* What to work on *
Repeat each record exactly as written, and drop any images.

═════ Data provided ═════

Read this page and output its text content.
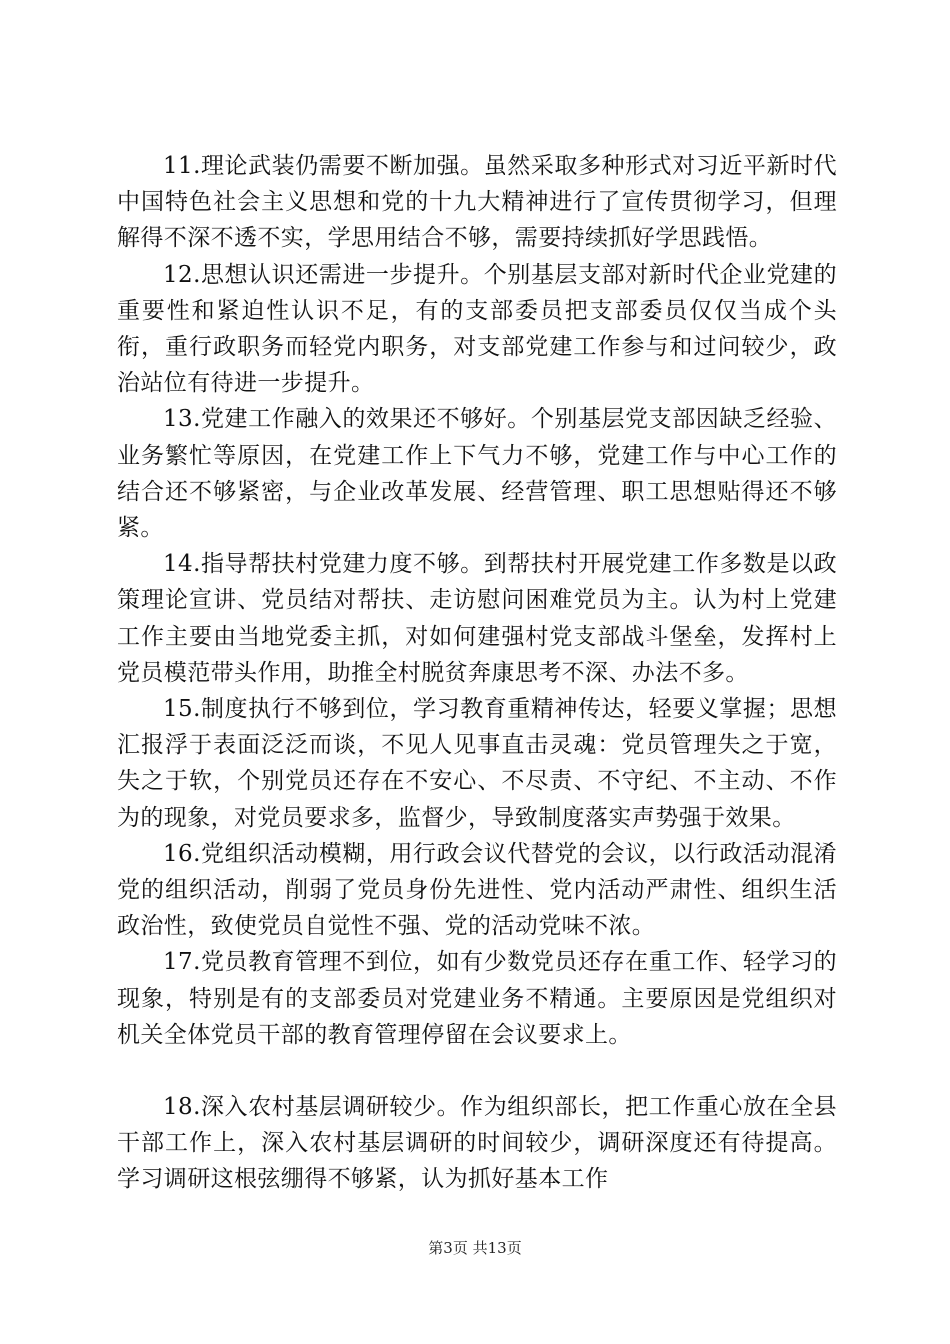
11.理论武装仍需要不断加强。虽然采取多种形式对习近平新时代中国特色社会主义思想和党的十九大精神进行了宣传贯彻学习，但理解得不深不透不实，学思用结合不够，需要持续抓好学思践悟。

12.思想认识还需进一步提升。个别基层支部对新时代企业党建的重要性和紧迫性认识不足，有的支部委员把支部委员仅仅当成个头衔，重行政职务而轻党内职务，对支部党建工作参与和过问较少，政治站位有待进一步提升。

13.党建工作融入的效果还不够好。个别基层党支部因缺乏经验、业务繁忙等原因，在党建工作上下气力不够，党建工作与中心工作的结合还不够紧密，与企业改革发展、经营管理、职工思想贴得还不够紧。

14.指导帮扶村党建力度不够。到帮扶村开展党建工作多数是以政策理论宣讲、党员结对帮扶、走访慰问困难党员为主。认为村上党建工作主要由当地党委主抓，对如何建强村党支部战斗堡垒，发挥村上党员模范带头作用，助推全村脱贫奔康思考不深、办法不多。

15.制度执行不够到位，学习教育重精神传达，轻要义掌握；思想汇报浮于表面泛泛而谈，不见人见事直击灵魂：党员管理失之于宽，失之于软，个别党员还存在不安心、不尽责、不守纪、不主动、不作为的现象，对党员要求多，监督少，导致制度落实声势强于效果。

16.党组织活动模糊，用行政会议代替党的会议，以行政活动混淆党的组织活动，削弱了党员身份先进性、党内活动严肃性、组织生活政治性，致使党员自觉性不强、党的活动党味不浓。

17.党员教育管理不到位，如有少数党员还存在重工作、轻学习的现象，特别是有的支部委员对党建业务不精通。主要原因是党组织对机关全体党员干部的教育管理停留在会议要求上。

18.深入农村基层调研较少。作为组织部长，把工作重心放在全县干部工作上，深入农村基层调研的时间较少，调研深度还有待提高。学习调研这根弦绷得不够紧，认为抓好基本工作

第3页 共13页
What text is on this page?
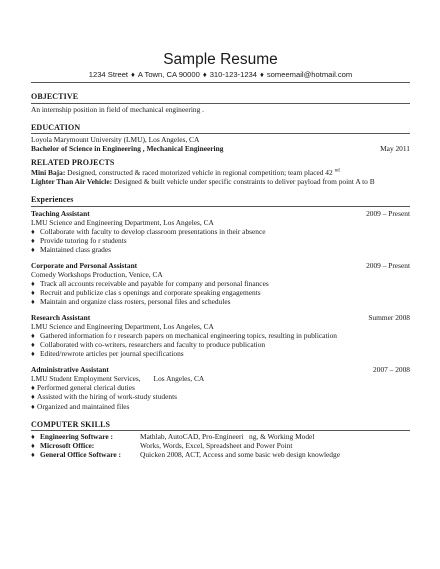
Sample Resume
1234 Street ♦ A Town, CA 90000 ♦ 310-123-1234 ♦ someemail@hotmail.com
OBJECTIVE
An internship position in field of mechanical engineering .
EDUCATION
Loyola Marymount University (LMU), Los Angeles, CA
Bachelor of Science in Engineering , Mechanical Engineering	May 2011
RELATED PROJECTS
Mini Baja: Designed, constructed & raced motorized vehicle in regional competition; team placed 42 $^{nd}$
Lighter Than Air Vehicle: Designed & built vehicle under specific constraints to deliver payload from point A to B
Experiences
Teaching Assistant	2009 – Present
LMU Science and Engineering Department, Los Angeles, CA
♦ Collaborate with faculty to develop classroom presentations in their absence
♦ Provide tutoring fo r students
♦ Maintained class grades
Corporate and Personal Assistant	2009 – Present
Comedy Workshops Production, Venice, CA
♦ Track all accounts receivable and payable for company and personal finances
♦ Recruit and publicize clas s openings and corporate speaking engagements
♦ Maintain and organize class rosters, personal files and schedules
Research Assistant	Summer 2008
LMU Science and Engineering Department, Los Angeles, CA
♦ Gathered information fo r research papers on mechanical engineering topics, resulting in publication
♦ Collaborated with co-writers, researchers and faculty to produce publication
♦ Edited/rewrote articles per journal specifications
Administrative Assistant	2007 – 2008
LMU Student Employment Services,       Los Angeles, CA
♦ Performed general clerical duties
♦ Assisted with the hiring of work-study students
♦ Organized and maintained files
COMPUTER SKILLS
♦ Engineering Software :	Mathlab, AutoCAD, Pro-Engineeri   ng, & Working Model
♦ Microsoft Office:	Works, Words, Excel, Spreadsheet and Power Point
♦ General Office Software :	Quicken 2008, ACT, Access and some basic web design knowledge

═════

* Output of the task *
Read this page and output its text content.
11.理论武装仍需要不断加强。虽然采取多种形式对习近平新时代中国特色社会主义思想和党的十九大精神进行了宣传贯彻学习，但理解得不深不透不实，学思用结合不够，需要持续抓好学思践悟。

12.思想认识还需进一步提升。个别基层支部对新时代企业党建的重要性和紧迫性认识不足，有的支部委员把支部委员仅仅当成个头衔，重行政职务而轻党内职务，对支部党建工作参与和过问较少，政治站位有待进一步提升。

13.党建工作融入的效果还不够好。个别基层党支部因缺乏经验、业务繁忙等原因，在党建工作上下气力不够，党建工作与中心工作的结合还不够紧密，与企业改革发展、经营管理、职工思想贴得还不够紧。

14.指导帮扶村党建力度不够。到帮扶村开展党建工作多数是以政策理论宣讲、党员结对帮扶、走访慰问困难党员为主。认为村上党建工作主要由当地党委主抓，对如何建强村党支部战斗堡垒，发挥村上党员模范带头作用，助推全村脱贫奔康思考不深、办法不多。

15.制度执行不够到位，学习教育重精神传达，轻要义掌握；思想汇报浮于表面泛泛而谈，不见人见事直击灵魂：党员管理失之于宽，失之于软，个别党员还存在不安心、不尽责、不守纪、不主动、不作为的现象，对党员要求多，监督少，导致制度落实声势强于效果。

16.党组织活动模糊，用行政会议代替党的会议，以行政活动混淆党的组织活动，削弱了党员身份先进性、党内活动严肃性、组织生活政治性，致使党员自觉性不强、党的活动党味不浓。

17.党员教育管理不到位，如有少数党员还存在重工作、轻学习的现象，特别是有的支部委员对党建业务不精通。主要原因是党组织对机关全体党员干部的教育管理停留在会议要求上。

18.深入农村基层调研较少。作为组织部长，把工作重心放在全县干部工作上，深入农村基层调研的时间较少，调研深度还有待提高。学习调研这根弦绷得不够紧，认为抓好基本工作

第3页 共13页
What text is on this page?
Sample Resume
1234 Street ♦ A Town, CA 90000 ♦ 310-123-1234 ♦ someemail@hotmail.com
OBJECTIVE
An internship position in field of mechanical engineering .
EDUCATION
Loyola Marymount University (LMU), Los Angeles, CA
Bachelor of Science in Engineering , Mechanical Engineering	May 2011
RELATED PROJECTS
Mini Baja: Designed, constructed & raced motorized vehicle in regional competition; team placed 42 $^{nd}$
Lighter Than Air Vehicle: Designed & built vehicle under specific constraints to deliver payload from point A to B
Experiences
Teaching Assistant	2009 – Present
LMU Science and Engineering Department, Los Angeles, CA
♦ Collaborate with faculty to develop classroom presentations in their absence
♦ Provide tutoring fo r students
♦ Maintained class grades
Corporate and Personal Assistant	2009 – Present
Comedy Workshops Production, Venice, CA
♦ Track all accounts receivable and payable for company and personal finances
♦ Recruit and publicize clas s openings and corporate speaking engagements
♦ Maintain and organize class rosters, personal files and schedules
Research Assistant	Summer 2008
LMU Science and Engineering Department, Los Angeles, CA
♦ Gathered information fo r research papers on mechanical engineering topics, resulting in publication
♦ Collaborated with co-writers, researchers and faculty to produce publication
♦ Edited/rewrote articles per journal specifications
Administrative Assistant	2007 – 2008
LMU Student Employment Services,       Los Angeles, CA
♦ Performed general clerical duties
♦ Assisted with the hiring of work-study students
♦ Organized and maintained files
COMPUTER SKILLS
♦ Engineering Software :	Mathlab, AutoCAD, Pro-Engineeri   ng, & Working Model
♦ Microsoft Office:	Works, Words, Excel, Spreadsheet and Power Point
♦ General Office Software :	Quicken 2008, ACT, Access and some basic web design knowledge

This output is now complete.